### Directions
What is the number of lines in the data that hold the string "into"? Reply with that number only.

### Extracted entries
++++++++++++++++++++

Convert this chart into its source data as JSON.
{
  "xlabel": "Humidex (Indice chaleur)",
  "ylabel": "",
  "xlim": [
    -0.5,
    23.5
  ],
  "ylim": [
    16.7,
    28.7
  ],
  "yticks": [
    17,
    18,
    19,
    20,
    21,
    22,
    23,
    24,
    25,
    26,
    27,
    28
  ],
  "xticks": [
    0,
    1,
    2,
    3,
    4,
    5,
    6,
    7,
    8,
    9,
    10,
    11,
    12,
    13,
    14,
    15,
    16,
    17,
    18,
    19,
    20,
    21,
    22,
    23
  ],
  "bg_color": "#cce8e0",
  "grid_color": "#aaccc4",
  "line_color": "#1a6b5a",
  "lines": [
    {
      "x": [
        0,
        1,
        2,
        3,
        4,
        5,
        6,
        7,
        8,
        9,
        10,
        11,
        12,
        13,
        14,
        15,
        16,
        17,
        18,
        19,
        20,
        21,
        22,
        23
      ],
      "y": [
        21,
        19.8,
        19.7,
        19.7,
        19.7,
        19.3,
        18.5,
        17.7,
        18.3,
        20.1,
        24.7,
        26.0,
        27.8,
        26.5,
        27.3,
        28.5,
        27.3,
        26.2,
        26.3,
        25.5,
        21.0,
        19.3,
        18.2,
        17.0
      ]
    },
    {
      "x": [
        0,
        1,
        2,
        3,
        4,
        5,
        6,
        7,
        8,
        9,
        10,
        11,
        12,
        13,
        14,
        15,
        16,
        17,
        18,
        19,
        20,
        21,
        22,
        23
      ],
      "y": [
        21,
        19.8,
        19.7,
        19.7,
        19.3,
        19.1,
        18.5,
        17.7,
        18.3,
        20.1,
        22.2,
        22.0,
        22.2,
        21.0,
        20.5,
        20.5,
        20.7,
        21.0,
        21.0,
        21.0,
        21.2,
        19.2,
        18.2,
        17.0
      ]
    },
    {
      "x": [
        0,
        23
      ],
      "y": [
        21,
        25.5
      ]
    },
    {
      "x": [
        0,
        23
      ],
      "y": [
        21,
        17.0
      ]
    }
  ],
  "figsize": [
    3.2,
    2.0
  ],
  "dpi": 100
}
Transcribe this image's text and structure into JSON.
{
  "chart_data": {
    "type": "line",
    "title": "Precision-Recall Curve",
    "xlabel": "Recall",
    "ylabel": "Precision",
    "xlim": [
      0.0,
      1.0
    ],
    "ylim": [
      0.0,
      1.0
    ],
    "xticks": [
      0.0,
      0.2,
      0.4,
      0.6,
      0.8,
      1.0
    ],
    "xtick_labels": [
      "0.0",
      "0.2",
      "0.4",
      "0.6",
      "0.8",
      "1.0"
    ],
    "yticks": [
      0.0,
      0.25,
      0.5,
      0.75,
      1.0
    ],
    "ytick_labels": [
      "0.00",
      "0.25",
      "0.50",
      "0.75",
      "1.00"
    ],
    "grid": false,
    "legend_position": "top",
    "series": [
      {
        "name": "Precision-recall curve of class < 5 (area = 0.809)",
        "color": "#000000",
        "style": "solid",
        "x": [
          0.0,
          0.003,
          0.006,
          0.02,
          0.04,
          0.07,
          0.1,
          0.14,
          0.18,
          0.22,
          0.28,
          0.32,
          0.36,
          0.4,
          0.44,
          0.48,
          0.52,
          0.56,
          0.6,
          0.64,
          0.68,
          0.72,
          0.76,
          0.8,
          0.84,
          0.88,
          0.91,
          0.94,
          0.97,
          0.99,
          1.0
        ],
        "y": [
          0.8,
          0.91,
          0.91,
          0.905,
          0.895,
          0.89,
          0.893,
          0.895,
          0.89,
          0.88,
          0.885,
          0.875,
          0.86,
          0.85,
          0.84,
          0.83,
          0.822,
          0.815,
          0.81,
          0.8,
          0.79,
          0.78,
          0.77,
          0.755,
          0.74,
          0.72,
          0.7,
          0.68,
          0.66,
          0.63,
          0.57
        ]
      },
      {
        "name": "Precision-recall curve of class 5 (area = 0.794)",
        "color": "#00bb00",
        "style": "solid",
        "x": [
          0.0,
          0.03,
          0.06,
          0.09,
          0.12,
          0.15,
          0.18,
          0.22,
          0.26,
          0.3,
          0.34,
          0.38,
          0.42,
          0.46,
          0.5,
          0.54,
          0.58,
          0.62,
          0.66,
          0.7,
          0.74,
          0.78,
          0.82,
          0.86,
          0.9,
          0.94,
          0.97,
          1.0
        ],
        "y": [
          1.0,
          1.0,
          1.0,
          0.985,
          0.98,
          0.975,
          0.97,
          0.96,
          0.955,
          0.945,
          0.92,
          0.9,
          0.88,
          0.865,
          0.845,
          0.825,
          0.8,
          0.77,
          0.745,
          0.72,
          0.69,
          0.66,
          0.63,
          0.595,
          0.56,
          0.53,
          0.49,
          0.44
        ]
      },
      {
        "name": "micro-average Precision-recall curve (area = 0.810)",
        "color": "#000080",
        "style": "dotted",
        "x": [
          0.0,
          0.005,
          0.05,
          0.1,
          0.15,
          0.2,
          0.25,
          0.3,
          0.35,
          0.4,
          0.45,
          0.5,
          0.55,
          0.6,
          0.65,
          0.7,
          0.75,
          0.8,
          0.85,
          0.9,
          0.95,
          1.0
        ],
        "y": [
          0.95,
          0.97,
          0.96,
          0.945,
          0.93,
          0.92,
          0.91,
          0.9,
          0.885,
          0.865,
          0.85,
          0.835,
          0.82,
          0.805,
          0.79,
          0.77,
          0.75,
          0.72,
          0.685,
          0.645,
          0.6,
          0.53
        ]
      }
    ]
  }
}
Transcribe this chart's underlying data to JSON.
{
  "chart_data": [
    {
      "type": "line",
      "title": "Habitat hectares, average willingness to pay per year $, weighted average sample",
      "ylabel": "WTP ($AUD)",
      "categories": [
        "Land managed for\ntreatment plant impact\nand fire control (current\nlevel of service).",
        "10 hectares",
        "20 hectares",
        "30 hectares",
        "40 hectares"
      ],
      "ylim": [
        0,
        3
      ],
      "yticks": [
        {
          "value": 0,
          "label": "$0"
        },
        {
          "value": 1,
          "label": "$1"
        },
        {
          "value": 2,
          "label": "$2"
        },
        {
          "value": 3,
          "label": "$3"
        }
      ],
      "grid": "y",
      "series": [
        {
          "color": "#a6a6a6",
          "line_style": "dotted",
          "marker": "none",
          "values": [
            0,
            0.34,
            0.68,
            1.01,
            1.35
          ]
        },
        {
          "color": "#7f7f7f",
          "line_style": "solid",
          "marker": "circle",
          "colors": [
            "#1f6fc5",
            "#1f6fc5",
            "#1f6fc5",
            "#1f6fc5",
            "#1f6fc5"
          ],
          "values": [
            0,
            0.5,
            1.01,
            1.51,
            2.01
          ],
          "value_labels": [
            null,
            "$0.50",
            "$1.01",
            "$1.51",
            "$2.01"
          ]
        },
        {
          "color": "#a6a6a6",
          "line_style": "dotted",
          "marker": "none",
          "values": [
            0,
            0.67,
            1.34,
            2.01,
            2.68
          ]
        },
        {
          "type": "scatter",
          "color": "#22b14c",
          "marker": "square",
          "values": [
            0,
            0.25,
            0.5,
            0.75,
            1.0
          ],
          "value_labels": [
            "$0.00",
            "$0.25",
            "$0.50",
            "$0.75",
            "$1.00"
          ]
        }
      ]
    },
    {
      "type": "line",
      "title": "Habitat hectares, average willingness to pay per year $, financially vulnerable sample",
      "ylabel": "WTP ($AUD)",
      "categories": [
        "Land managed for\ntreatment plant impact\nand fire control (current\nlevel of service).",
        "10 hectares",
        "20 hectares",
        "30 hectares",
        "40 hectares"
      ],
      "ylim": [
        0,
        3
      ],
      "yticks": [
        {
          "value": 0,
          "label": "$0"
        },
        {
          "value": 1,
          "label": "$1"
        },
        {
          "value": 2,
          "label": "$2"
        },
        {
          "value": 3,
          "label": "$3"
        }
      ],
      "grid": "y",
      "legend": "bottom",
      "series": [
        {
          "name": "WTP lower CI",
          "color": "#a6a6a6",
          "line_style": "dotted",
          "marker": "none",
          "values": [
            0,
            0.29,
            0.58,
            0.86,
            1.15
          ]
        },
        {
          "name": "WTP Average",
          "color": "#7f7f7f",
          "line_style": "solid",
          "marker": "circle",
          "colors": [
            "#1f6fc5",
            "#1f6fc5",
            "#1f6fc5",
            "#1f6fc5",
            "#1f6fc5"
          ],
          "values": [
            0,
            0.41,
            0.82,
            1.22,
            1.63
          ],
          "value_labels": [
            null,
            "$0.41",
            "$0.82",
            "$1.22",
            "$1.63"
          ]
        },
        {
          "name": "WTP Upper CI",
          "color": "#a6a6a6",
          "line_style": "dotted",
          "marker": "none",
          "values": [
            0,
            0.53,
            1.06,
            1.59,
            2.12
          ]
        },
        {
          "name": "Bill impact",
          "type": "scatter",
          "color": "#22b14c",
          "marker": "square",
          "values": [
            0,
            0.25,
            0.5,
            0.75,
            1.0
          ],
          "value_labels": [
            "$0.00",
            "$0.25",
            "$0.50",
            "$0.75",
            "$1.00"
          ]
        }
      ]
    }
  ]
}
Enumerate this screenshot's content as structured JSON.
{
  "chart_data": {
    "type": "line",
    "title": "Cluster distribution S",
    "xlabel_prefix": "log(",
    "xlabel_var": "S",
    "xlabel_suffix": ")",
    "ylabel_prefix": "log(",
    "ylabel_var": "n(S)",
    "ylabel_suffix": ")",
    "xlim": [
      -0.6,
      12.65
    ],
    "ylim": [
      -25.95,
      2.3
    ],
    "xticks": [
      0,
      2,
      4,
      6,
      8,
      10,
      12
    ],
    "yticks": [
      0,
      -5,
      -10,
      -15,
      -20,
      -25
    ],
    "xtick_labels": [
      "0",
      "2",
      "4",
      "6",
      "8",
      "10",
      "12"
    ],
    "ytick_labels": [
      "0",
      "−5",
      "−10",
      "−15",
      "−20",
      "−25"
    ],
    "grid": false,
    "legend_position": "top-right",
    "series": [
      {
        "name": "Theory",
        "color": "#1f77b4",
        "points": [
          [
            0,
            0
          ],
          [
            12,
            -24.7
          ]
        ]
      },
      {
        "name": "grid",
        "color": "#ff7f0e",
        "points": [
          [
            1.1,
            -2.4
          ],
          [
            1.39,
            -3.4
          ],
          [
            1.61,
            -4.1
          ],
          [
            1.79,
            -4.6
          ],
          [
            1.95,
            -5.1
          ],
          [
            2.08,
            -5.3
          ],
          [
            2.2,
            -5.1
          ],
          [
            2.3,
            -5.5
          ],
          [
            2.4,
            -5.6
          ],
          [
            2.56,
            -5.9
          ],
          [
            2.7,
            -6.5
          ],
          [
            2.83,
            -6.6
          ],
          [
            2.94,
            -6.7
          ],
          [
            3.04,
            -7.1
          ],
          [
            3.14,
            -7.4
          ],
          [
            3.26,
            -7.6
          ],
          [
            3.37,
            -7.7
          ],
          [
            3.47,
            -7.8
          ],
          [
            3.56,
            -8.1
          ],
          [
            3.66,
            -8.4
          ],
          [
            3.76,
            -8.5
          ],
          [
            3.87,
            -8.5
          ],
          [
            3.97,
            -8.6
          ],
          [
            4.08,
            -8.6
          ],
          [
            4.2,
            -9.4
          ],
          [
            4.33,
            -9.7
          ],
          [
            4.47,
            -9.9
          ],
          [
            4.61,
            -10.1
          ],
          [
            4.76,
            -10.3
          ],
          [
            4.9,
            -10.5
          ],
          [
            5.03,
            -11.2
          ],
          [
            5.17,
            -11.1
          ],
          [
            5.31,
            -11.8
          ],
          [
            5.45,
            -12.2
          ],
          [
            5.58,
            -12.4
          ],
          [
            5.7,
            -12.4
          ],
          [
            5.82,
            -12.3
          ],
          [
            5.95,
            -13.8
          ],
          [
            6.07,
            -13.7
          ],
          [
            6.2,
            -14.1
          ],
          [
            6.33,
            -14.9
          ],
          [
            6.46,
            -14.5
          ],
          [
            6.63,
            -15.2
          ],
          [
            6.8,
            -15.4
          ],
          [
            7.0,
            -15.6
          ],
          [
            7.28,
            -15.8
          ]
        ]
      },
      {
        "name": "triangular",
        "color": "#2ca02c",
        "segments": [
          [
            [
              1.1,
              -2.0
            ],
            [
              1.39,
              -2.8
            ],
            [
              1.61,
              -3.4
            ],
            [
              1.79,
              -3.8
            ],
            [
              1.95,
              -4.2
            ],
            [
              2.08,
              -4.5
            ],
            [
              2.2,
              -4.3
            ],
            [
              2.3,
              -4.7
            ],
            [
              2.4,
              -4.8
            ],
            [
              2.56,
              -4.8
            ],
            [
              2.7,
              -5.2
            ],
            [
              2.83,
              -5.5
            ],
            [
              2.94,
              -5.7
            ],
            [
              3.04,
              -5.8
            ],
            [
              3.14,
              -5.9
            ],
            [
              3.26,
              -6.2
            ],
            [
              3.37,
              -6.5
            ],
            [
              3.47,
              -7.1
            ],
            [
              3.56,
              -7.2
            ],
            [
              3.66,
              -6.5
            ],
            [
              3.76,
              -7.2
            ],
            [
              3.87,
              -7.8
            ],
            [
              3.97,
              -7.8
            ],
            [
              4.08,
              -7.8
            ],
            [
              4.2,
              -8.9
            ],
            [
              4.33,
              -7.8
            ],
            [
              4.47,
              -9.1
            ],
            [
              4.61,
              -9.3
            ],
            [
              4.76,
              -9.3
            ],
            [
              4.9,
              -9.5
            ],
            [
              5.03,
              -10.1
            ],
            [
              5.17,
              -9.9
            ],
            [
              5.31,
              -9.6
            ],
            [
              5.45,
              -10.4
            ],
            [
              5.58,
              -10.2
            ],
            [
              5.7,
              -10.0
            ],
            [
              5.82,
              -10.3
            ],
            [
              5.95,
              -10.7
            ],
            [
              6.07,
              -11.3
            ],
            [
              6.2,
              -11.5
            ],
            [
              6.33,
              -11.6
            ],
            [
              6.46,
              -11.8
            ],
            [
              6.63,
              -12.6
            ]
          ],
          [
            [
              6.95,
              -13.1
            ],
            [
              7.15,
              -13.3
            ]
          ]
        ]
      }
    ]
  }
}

++++++++++++++++++++

### Result for this task
2